▶ [WRITTEN PROBLEM]:
Below you will find a set of lines. Repeat them all exactly.

** start MATERIAL FOR THE TASK **

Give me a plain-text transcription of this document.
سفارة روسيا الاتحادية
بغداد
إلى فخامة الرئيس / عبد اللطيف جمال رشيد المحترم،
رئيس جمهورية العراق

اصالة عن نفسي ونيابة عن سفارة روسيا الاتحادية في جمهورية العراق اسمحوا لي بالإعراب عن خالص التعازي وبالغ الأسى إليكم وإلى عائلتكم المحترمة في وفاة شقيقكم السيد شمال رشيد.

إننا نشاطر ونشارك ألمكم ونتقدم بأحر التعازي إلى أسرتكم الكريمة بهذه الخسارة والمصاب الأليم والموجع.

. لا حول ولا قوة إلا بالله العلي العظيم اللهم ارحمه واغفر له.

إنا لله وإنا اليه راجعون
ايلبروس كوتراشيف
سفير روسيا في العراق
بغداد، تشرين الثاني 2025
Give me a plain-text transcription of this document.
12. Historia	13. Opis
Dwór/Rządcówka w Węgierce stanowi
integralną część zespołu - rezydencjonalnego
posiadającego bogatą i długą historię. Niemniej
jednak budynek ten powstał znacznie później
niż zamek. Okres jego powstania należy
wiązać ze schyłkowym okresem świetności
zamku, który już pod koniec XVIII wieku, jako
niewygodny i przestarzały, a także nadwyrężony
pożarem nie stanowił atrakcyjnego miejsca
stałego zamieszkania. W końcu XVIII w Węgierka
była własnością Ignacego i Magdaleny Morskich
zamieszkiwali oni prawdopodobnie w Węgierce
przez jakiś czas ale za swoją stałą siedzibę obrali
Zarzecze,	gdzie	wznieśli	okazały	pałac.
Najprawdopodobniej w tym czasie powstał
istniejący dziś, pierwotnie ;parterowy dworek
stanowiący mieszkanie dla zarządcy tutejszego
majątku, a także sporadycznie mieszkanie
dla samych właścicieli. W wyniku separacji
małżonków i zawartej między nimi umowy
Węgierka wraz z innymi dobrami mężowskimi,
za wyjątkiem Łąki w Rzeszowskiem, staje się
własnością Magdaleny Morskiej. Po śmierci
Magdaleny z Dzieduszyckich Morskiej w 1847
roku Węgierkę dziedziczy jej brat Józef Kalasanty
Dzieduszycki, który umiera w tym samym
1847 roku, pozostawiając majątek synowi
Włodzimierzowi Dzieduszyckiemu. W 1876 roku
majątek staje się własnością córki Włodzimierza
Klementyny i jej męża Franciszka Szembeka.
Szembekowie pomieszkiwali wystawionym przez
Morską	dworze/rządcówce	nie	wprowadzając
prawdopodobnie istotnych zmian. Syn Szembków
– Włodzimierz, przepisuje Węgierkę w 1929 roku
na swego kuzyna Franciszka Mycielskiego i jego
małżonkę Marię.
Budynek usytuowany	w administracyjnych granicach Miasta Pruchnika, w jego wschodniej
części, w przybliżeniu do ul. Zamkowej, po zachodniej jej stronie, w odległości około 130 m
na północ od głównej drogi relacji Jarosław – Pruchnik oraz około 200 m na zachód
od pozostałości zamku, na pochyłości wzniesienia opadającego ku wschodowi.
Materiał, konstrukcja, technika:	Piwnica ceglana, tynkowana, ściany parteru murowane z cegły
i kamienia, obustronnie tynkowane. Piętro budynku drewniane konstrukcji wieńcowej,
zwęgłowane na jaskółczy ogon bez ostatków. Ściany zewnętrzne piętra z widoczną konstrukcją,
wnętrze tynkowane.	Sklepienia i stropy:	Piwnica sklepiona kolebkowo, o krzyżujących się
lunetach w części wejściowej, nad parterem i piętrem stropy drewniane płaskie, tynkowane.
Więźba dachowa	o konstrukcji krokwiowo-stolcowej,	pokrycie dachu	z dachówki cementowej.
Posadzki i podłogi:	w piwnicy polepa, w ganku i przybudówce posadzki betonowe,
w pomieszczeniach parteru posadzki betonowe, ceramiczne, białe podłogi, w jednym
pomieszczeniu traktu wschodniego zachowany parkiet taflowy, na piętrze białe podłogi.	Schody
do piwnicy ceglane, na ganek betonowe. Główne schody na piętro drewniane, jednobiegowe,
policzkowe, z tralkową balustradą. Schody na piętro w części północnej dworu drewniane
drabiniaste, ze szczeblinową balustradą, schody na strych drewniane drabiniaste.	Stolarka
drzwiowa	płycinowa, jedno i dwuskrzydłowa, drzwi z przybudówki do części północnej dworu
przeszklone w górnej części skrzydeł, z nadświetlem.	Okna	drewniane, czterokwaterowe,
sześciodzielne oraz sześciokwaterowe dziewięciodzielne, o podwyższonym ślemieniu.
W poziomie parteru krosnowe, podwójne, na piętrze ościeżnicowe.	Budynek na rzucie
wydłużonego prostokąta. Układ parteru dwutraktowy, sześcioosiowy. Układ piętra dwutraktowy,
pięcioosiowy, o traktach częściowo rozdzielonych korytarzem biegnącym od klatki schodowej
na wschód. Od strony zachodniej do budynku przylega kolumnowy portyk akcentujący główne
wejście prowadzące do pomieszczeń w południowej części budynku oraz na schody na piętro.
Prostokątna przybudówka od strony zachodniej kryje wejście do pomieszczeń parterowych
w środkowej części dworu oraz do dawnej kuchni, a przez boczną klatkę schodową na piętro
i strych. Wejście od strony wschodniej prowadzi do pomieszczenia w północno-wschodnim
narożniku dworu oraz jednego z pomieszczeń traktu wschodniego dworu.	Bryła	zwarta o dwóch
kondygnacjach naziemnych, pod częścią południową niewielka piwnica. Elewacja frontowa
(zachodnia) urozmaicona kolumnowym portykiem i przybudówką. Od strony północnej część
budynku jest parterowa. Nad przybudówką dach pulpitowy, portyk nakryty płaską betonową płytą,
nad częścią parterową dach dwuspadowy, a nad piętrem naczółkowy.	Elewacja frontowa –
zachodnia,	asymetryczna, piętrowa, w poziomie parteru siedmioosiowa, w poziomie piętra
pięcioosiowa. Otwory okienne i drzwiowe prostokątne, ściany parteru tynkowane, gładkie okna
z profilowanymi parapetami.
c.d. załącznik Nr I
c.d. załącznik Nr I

** end MATERIAL FOR THE TASK **

▶ [CORRECT OUTPUT]:
Give me a plain-text transcription of this document.
سفارة روسيا الاتحادية
بغداد
إلى فخامة الرئيس / عبد اللطيف جمال رشيد المحترم،
رئيس جمهورية العراق

اصالة عن نفسي ونيابة عن سفارة روسيا الاتحادية في جمهورية العراق اسمحوا لي بالإعراب عن خالص التعازي وبالغ الأسى إليكم وإلى عائلتكم المحترمة في وفاة شقيقكم السيد شمال رشيد.

إننا نشاطر ونشارك ألمكم ونتقدم بأحر التعازي إلى أسرتكم الكريمة بهذه الخسارة والمصاب الأليم والموجع.

. لا حول ولا قوة إلا بالله العلي العظيم اللهم ارحمه واغفر له.

إنا لله وإنا اليه راجعون
ايلبروس كوتراشيف
سفير روسيا في العراق
بغداد، تشرين الثاني 2025
Give me a plain-text transcription of this document.
12. Historia	13. Opis
Dwór/Rządcówka w Węgierce stanowi
integralną część zespołu - rezydencjonalnego
posiadającego bogatą i długą historię. Niemniej
jednak budynek ten powstał znacznie później
niż zamek. Okres jego powstania należy
wiązać ze schyłkowym okresem świetności
zamku, który już pod koniec XVIII wieku, jako
niewygodny i przestarzały, a także nadwyrężony
pożarem nie stanowił atrakcyjnego miejsca
stałego zamieszkania. W końcu XVIII w Węgierka
była własnością Ignacego i Magdaleny Morskich
zamieszkiwali oni prawdopodobnie w Węgierce
przez jakiś czas ale za swoją stałą siedzibę obrali
Zarzecze,	gdzie	wznieśli	okazały	pałac.
Najprawdopodobniej w tym czasie powstał
istniejący dziś, pierwotnie ;parterowy dworek
stanowiący mieszkanie dla zarządcy tutejszego
majątku, a także sporadycznie mieszkanie
dla samych właścicieli. W wyniku separacji
małżonków i zawartej między nimi umowy
Węgierka wraz z innymi dobrami mężowskimi,
za wyjątkiem Łąki w Rzeszowskiem, staje się
własnością Magdaleny Morskiej. Po śmierci
Magdaleny z Dzieduszyckich Morskiej w 1847
roku Węgierkę dziedziczy jej brat Józef Kalasanty
Dzieduszycki, który umiera w tym samym
1847 roku, pozostawiając majątek synowi
Włodzimierzowi Dzieduszyckiemu. W 1876 roku
majątek staje się własnością córki Włodzimierza
Klementyny i jej męża Franciszka Szembeka.
Szembekowie pomieszkiwali wystawionym przez
Morską	dworze/rządcówce	nie	wprowadzając
prawdopodobnie istotnych zmian. Syn Szembków
– Włodzimierz, przepisuje Węgierkę w 1929 roku
na swego kuzyna Franciszka Mycielskiego i jego
małżonkę Marię.
Budynek usytuowany	w administracyjnych granicach Miasta Pruchnika, w jego wschodniej
części, w przybliżeniu do ul. Zamkowej, po zachodniej jej stronie, w odległości około 130 m
na północ od głównej drogi relacji Jarosław – Pruchnik oraz około 200 m na zachód
od pozostałości zamku, na pochyłości wzniesienia opadającego ku wschodowi.
Materiał, konstrukcja, technika:	Piwnica ceglana, tynkowana, ściany parteru murowane z cegły
i kamienia, obustronnie tynkowane. Piętro budynku drewniane konstrukcji wieńcowej,
zwęgłowane na jaskółczy ogon bez ostatków. Ściany zewnętrzne piętra z widoczną konstrukcją,
wnętrze tynkowane.	Sklepienia i stropy:	Piwnica sklepiona kolebkowo, o krzyżujących się
lunetach w części wejściowej, nad parterem i piętrem stropy drewniane płaskie, tynkowane.
Więźba dachowa	o konstrukcji krokwiowo-stolcowej,	pokrycie dachu	z dachówki cementowej.
Posadzki i podłogi:	w piwnicy polepa, w ganku i przybudówce posadzki betonowe,
w pomieszczeniach parteru posadzki betonowe, ceramiczne, białe podłogi, w jednym
pomieszczeniu traktu wschodniego zachowany parkiet taflowy, na piętrze białe podłogi.	Schody
do piwnicy ceglane, na ganek betonowe. Główne schody na piętro drewniane, jednobiegowe,
policzkowe, z tralkową balustradą. Schody na piętro w części północnej dworu drewniane
drabiniaste, ze szczeblinową balustradą, schody na strych drewniane drabiniaste.	Stolarka
drzwiowa	płycinowa, jedno i dwuskrzydłowa, drzwi z przybudówki do części północnej dworu
przeszklone w górnej części skrzydeł, z nadświetlem.	Okna	drewniane, czterokwaterowe,
sześciodzielne oraz sześciokwaterowe dziewięciodzielne, o podwyższonym ślemieniu.
W poziomie parteru krosnowe, podwójne, na piętrze ościeżnicowe.	Budynek na rzucie
wydłużonego prostokąta. Układ parteru dwutraktowy, sześcioosiowy. Układ piętra dwutraktowy,
pięcioosiowy, o traktach częściowo rozdzielonych korytarzem biegnącym od klatki schodowej
na wschód. Od strony zachodniej do budynku przylega kolumnowy portyk akcentujący główne
wejście prowadzące do pomieszczeń w południowej części budynku oraz na schody na piętro.
Prostokątna przybudówka od strony zachodniej kryje wejście do pomieszczeń parterowych
w środkowej części dworu oraz do dawnej kuchni, a przez boczną klatkę schodową na piętro
i strych. Wejście od strony wschodniej prowadzi do pomieszczenia w północno-wschodnim
narożniku dworu oraz jednego z pomieszczeń traktu wschodniego dworu.	Bryła	zwarta o dwóch
kondygnacjach naziemnych, pod częścią południową niewielka piwnica. Elewacja frontowa
(zachodnia) urozmaicona kolumnowym portykiem i przybudówką. Od strony północnej część
budynku jest parterowa. Nad przybudówką dach pulpitowy, portyk nakryty płaską betonową płytą,
nad częścią parterową dach dwuspadowy, a nad piętrem naczółkowy.	Elewacja frontowa –
zachodnia,	asymetryczna, piętrowa, w poziomie parteru siedmioosiowa, w poziomie piętra
pięcioosiowa. Otwory okienne i drzwiowe prostokątne, ściany parteru tynkowane, gładkie okna
z profilowanymi parapetami.
c.d. załącznik Nr I
c.d. załącznik Nr I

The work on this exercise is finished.